* What is expected *
Show all lines holding the string "Surf".

* Records provided *
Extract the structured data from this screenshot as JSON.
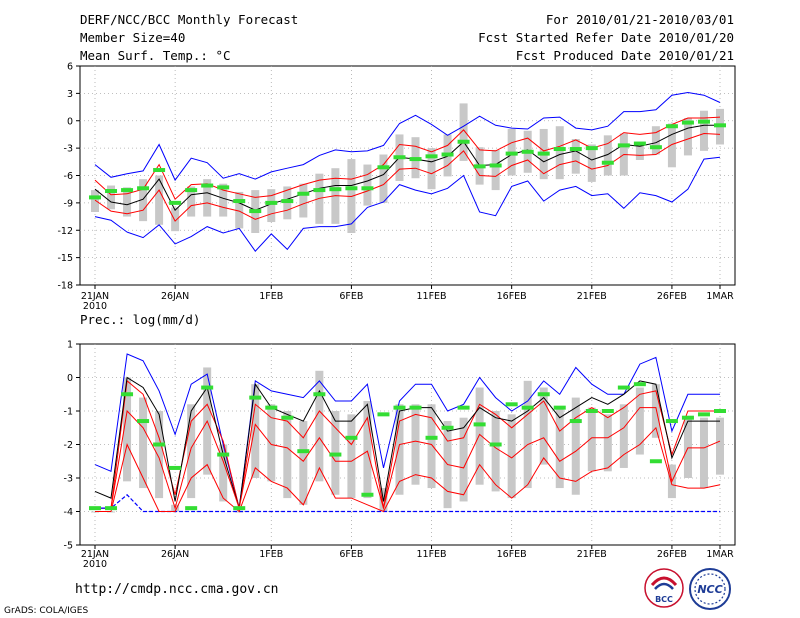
{
  "header": {
    "title": "DERF/NCC/BCC Monthly Forecast",
    "members": "Member Size=40",
    "variable": "Mean Surf. Temp.: °C",
    "period": "For 2010/01/21-2010/03/01",
    "refer": "Fcst Started Refer Date 2010/01/20",
    "produced": "Fcst Produced Date 2010/01/21"
  },
  "footer": {
    "url": "http://cmdp.ncc.cma.gov.cn",
    "credit": "GrADS: COLA/IGES"
  },
  "logos": {
    "bcc": "BCC",
    "ncc": "NCC"
  },
  "colors": {
    "mean": "#000000",
    "spread": "#ff0000",
    "extreme": "#0000ff",
    "box": "#c8c8c8",
    "obs": "#33dd33"
  },
  "chart_data": [
    {
      "type": "line",
      "title": "Mean Surf. Temp.: °C",
      "x_days": 40,
      "ylim": [
        -18,
        6
      ],
      "yticks": [
        6,
        3,
        0,
        -3,
        -6,
        -9,
        -12,
        -15,
        -18
      ],
      "xticks": [
        {
          "day": 0,
          "label": "21JAN",
          "sub": "2010"
        },
        {
          "day": 5,
          "label": "26JAN"
        },
        {
          "day": 11,
          "label": "1FEB"
        },
        {
          "day": 16,
          "label": "6FEB"
        },
        {
          "day": 21,
          "label": "11FEB"
        },
        {
          "day": 26,
          "label": "16FEB"
        },
        {
          "day": 31,
          "label": "21FEB"
        },
        {
          "day": 36,
          "label": "26FEB"
        },
        {
          "day": 39,
          "label": "1MAR"
        }
      ],
      "series": [
        {
          "name": "max",
          "color": "#0000ff",
          "values": [
            -4.8,
            -6.2,
            -5.8,
            -5.5,
            -2.6,
            -6.5,
            -4.1,
            -4.6,
            -6.3,
            -5.8,
            -6.4,
            -5.6,
            -5.2,
            -4.8,
            -3.8,
            -3.2,
            -3.4,
            -3.3,
            -2.7,
            -0.3,
            0.6,
            -0.4,
            -1.6,
            -0.6,
            0.5,
            -0.5,
            -0.8,
            -0.9,
            0.3,
            0.4,
            -0.8,
            -1.0,
            -0.6,
            1.0,
            1.0,
            1.2,
            2.8,
            3.1,
            2.8,
            2.0
          ]
        },
        {
          "name": "mean_plus",
          "color": "#ff0000",
          "values": [
            -6.5,
            -8.1,
            -8.0,
            -7.5,
            -4.8,
            -8.6,
            -7.0,
            -6.9,
            -7.6,
            -8.0,
            -8.4,
            -8.2,
            -7.6,
            -7.0,
            -6.5,
            -6.3,
            -6.4,
            -5.9,
            -4.8,
            -2.6,
            -2.8,
            -3.4,
            -2.7,
            -1.0,
            -3.2,
            -3.3,
            -2.4,
            -1.9,
            -3.3,
            -2.8,
            -2.1,
            -3.0,
            -2.5,
            -1.3,
            -1.5,
            -1.3,
            -0.4,
            0.3,
            0.3,
            0.4
          ]
        },
        {
          "name": "mean",
          "color": "#000000",
          "values": [
            -7.5,
            -8.9,
            -9.2,
            -8.6,
            -6.4,
            -9.8,
            -8.1,
            -7.9,
            -8.5,
            -9.0,
            -9.8,
            -9.1,
            -8.6,
            -8.0,
            -7.4,
            -7.1,
            -7.1,
            -6.6,
            -5.9,
            -4.0,
            -4.2,
            -4.5,
            -3.9,
            -2.3,
            -4.9,
            -4.8,
            -3.7,
            -3.2,
            -4.5,
            -3.7,
            -3.3,
            -4.3,
            -3.7,
            -2.6,
            -2.8,
            -2.4,
            -1.5,
            -0.8,
            -0.5,
            -0.5
          ]
        },
        {
          "name": "mean_minus",
          "color": "#ff0000",
          "values": [
            -8.7,
            -9.9,
            -10.2,
            -9.8,
            -7.6,
            -11.0,
            -9.3,
            -9.0,
            -9.5,
            -9.9,
            -10.8,
            -10.2,
            -9.8,
            -9.1,
            -8.5,
            -8.2,
            -8.3,
            -7.7,
            -7.0,
            -5.3,
            -5.2,
            -5.8,
            -4.9,
            -3.3,
            -6.0,
            -6.1,
            -4.9,
            -4.3,
            -5.8,
            -4.8,
            -4.4,
            -5.3,
            -4.9,
            -3.7,
            -3.8,
            -3.7,
            -2.6,
            -2.0,
            -1.4,
            -1.5
          ]
        },
        {
          "name": "min",
          "color": "#0000ff",
          "values": [
            -10.5,
            -10.9,
            -12.2,
            -12.8,
            -11.4,
            -13.5,
            -12.7,
            -11.6,
            -12.3,
            -11.8,
            -14.3,
            -12.4,
            -14.1,
            -11.8,
            -11.6,
            -11.6,
            -11.3,
            -9.5,
            -8.9,
            -7.0,
            -7.6,
            -8.0,
            -7.4,
            -6.0,
            -10.0,
            -10.4,
            -7.2,
            -6.6,
            -8.8,
            -7.6,
            -7.2,
            -8.2,
            -8.0,
            -9.6,
            -7.9,
            -8.2,
            -8.9,
            -7.5,
            -4.2,
            -4.0
          ]
        }
      ],
      "boxes_low": [
        -10,
        -9.7,
        -10.5,
        -11,
        -11.4,
        -12.1,
        -10.5,
        -10.5,
        -10.5,
        -11.8,
        -12.3,
        -11.1,
        -10.8,
        -10.6,
        -11.3,
        -11.3,
        -12.3,
        -9.3,
        -9.0,
        -6.6,
        -6.3,
        -7.5,
        -6.1,
        -4.4,
        -7.0,
        -7.6,
        -6.0,
        -5.7,
        -6.4,
        -6.4,
        -5.8,
        -6.7,
        -6.0,
        -6.0,
        -4.3,
        -3.7,
        -5.1,
        -3.8,
        -3.3,
        -2.6
      ],
      "boxes_high": [
        -7.6,
        -7.1,
        -7.3,
        -6.4,
        -6.0,
        -9.5,
        -7.2,
        -6.4,
        -6.9,
        -7.8,
        -7.6,
        -7.5,
        -7.2,
        -6.9,
        -5.8,
        -5.2,
        -4.2,
        -4.8,
        -3.7,
        -1.5,
        -1.8,
        -3.0,
        -1.5,
        1.9,
        -2.9,
        -3.2,
        -0.9,
        -1.1,
        -0.9,
        -0.6,
        -2.0,
        -2.6,
        -1.6,
        -1.4,
        -2.3,
        -0.6,
        -0.3,
        0.3,
        1.1,
        1.3
      ],
      "observed": [
        -8.4,
        -7.7,
        -7.6,
        -7.4,
        -5.4,
        -9.0,
        -7.6,
        -7.1,
        -7.3,
        -8.8,
        -9.9,
        -9.0,
        -8.8,
        -8.0,
        -7.6,
        -7.5,
        -7.4,
        -7.4,
        -5.1,
        -4.0,
        -4.2,
        -3.9,
        -3.7,
        -2.3,
        -5.0,
        -4.9,
        -3.6,
        -3.4,
        -3.6,
        -3.1,
        -3.1,
        -3.0,
        -4.6,
        -2.7,
        -2.5,
        -2.9,
        -0.6,
        -0.2,
        -0.1,
        -0.5
      ]
    },
    {
      "type": "line",
      "title": "Prec.: log(mm/d)",
      "x_days": 40,
      "ylim": [
        -5,
        1
      ],
      "yticks": [
        1,
        0,
        -1,
        -2,
        -3,
        -4,
        -5
      ],
      "xticks": [
        {
          "day": 0,
          "label": "21JAN",
          "sub": "2010"
        },
        {
          "day": 5,
          "label": "26JAN"
        },
        {
          "day": 11,
          "label": "1FEB"
        },
        {
          "day": 16,
          "label": "6FEB"
        },
        {
          "day": 21,
          "label": "11FEB"
        },
        {
          "day": 26,
          "label": "16FEB"
        },
        {
          "day": 31,
          "label": "21FEB"
        },
        {
          "day": 36,
          "label": "26FEB"
        },
        {
          "day": 39,
          "label": "1MAR"
        }
      ],
      "series": [
        {
          "name": "max",
          "color": "#0000ff",
          "values": [
            -2.6,
            -2.8,
            0.7,
            0.5,
            -0.4,
            -1.7,
            -0.2,
            0.1,
            -2.0,
            -3.9,
            -0.1,
            -0.4,
            -0.5,
            -0.6,
            -0.1,
            -0.7,
            -0.7,
            -0.2,
            -2.7,
            -0.7,
            -0.2,
            -0.2,
            -1.0,
            -0.8,
            0.0,
            -0.6,
            -1.0,
            -0.7,
            -0.1,
            -0.5,
            0.3,
            -0.2,
            -0.5,
            -0.5,
            0.4,
            0.6,
            -1.6,
            -0.5,
            -0.5,
            -0.5
          ]
        },
        {
          "name": "mean_plus",
          "color": "#ff0000",
          "values": [
            -3.9,
            -3.9,
            -0.1,
            -0.5,
            -1.8,
            -3.5,
            -1.3,
            -0.8,
            -1.9,
            -3.9,
            -0.8,
            -1.2,
            -1.3,
            -1.8,
            -1.0,
            -1.5,
            -2.0,
            -1.2,
            -3.9,
            -1.3,
            -1.1,
            -1.2,
            -1.9,
            -1.8,
            -0.8,
            -1.1,
            -1.5,
            -1.1,
            -0.7,
            -1.6,
            -1.2,
            -0.9,
            -1.2,
            -0.9,
            -0.5,
            -0.4,
            -2.3,
            -1.0,
            -1.0,
            -1.0
          ]
        },
        {
          "name": "mean",
          "color": "#000000",
          "values": [
            -3.4,
            -3.6,
            0.0,
            -0.3,
            -1.1,
            -3.7,
            -1.0,
            -0.3,
            -2.3,
            -3.9,
            -0.2,
            -0.9,
            -1.1,
            -1.3,
            -0.4,
            -1.3,
            -1.3,
            -0.8,
            -3.7,
            -1.0,
            -0.9,
            -0.9,
            -1.6,
            -1.5,
            -0.9,
            -1.2,
            -1.3,
            -1.0,
            -0.6,
            -1.2,
            -0.9,
            -0.6,
            -0.8,
            -0.5,
            -0.1,
            -0.2,
            -2.4,
            -1.3,
            -1.3,
            -1.3
          ]
        },
        {
          "name": "mean_minus",
          "color": "#ff0000",
          "values": [
            -3.9,
            -3.9,
            -1.0,
            -1.5,
            -2.4,
            -3.9,
            -2.1,
            -1.3,
            -2.5,
            -3.9,
            -1.4,
            -2.0,
            -2.1,
            -2.5,
            -1.8,
            -2.5,
            -2.5,
            -2.2,
            -3.9,
            -2.0,
            -1.9,
            -2.0,
            -2.6,
            -2.7,
            -1.7,
            -2.1,
            -2.4,
            -2.0,
            -1.8,
            -2.5,
            -2.2,
            -1.8,
            -1.8,
            -1.5,
            -0.9,
            -0.9,
            -3.1,
            -2.1,
            -2.1,
            -1.9
          ]
        },
        {
          "name": "min",
          "color": "#0000ff",
          "values": [
            -3.9,
            -3.9,
            -3.5,
            -4.0,
            -4.0,
            -4.0,
            -4.0,
            -4.0,
            -4.0,
            -4.0,
            -4.0,
            -4.0,
            -4.0,
            -4.0,
            -4.0,
            -4.0,
            -4.0,
            -4.0,
            -4.0,
            -4.0,
            -4.0,
            -4.0,
            -4.0,
            -4.0,
            -4.0,
            -4.0,
            -4.0,
            -4.0,
            -4.0,
            -4.0,
            -4.0,
            -4.0,
            -4.0,
            -4.0,
            -4.0,
            -4.0,
            -4.0,
            -4.0,
            -4.0,
            -4.0
          ]
        },
        {
          "name": "low_red",
          "color": "#ff0000",
          "values": [
            -4.0,
            -4.0,
            -2.0,
            -3.0,
            -4.0,
            -4.0,
            -3.0,
            -2.6,
            -3.6,
            -4.0,
            -2.7,
            -3.1,
            -3.3,
            -3.8,
            -2.7,
            -3.6,
            -3.6,
            -3.8,
            -4.0,
            -3.1,
            -2.9,
            -3.0,
            -3.4,
            -3.5,
            -2.6,
            -3.2,
            -3.6,
            -3.2,
            -2.4,
            -3.0,
            -3.1,
            -2.8,
            -2.7,
            -2.3,
            -2.0,
            -1.5,
            -3.2,
            -3.3,
            -3.3,
            -3.2
          ]
        }
      ],
      "boxes_low": [
        -4.0,
        -4.0,
        -3.1,
        -3.3,
        -3.6,
        -4.0,
        -3.6,
        -2.9,
        -3.7,
        -4.0,
        -3.0,
        -3.1,
        -3.6,
        -3.8,
        -3.1,
        -3.5,
        -3.6,
        -3.6,
        -4.0,
        -3.5,
        -3.2,
        -3.3,
        -3.9,
        -3.7,
        -3.2,
        -3.4,
        -3.6,
        -3.3,
        -2.6,
        -3.3,
        -3.5,
        -2.8,
        -2.8,
        -2.7,
        -2.3,
        -1.8,
        -3.6,
        -3.0,
        -3.3,
        -2.9
      ],
      "boxes_high": [
        -4.0,
        -4.0,
        0.0,
        -0.6,
        -1.0,
        -3.8,
        -0.8,
        0.3,
        -2.0,
        -4.0,
        -0.2,
        -0.8,
        -1.0,
        -1.3,
        0.2,
        -1.0,
        -1.1,
        -0.7,
        -3.3,
        -0.8,
        -0.8,
        -0.8,
        -1.3,
        -1.2,
        -0.3,
        -1.0,
        -1.1,
        -0.1,
        -0.3,
        -0.9,
        -0.6,
        -0.9,
        -1.1,
        -0.8,
        -0.3,
        -0.2,
        -2.6,
        -1.2,
        -1.2,
        -1.2
      ],
      "observed": [
        -3.9,
        -3.9,
        -0.5,
        -1.3,
        -2.0,
        -2.7,
        -3.9,
        -0.3,
        -2.3,
        -3.9,
        -0.6,
        -0.9,
        -1.2,
        -2.2,
        -0.5,
        -2.3,
        -1.8,
        -3.5,
        -1.1,
        -0.9,
        -0.9,
        -1.8,
        -1.5,
        -0.9,
        -1.4,
        -2.0,
        -0.8,
        -0.9,
        -0.5,
        -0.9,
        -1.3,
        -1.0,
        -1.0,
        -0.3,
        -0.2,
        -2.5,
        -1.3,
        -1.2,
        -1.1,
        -1.0
      ]
    }
  ]
}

* Correct answer *
    "variable": "Mean Surf. Temp.: °C",
      "title": "Mean Surf. Temp.: °C",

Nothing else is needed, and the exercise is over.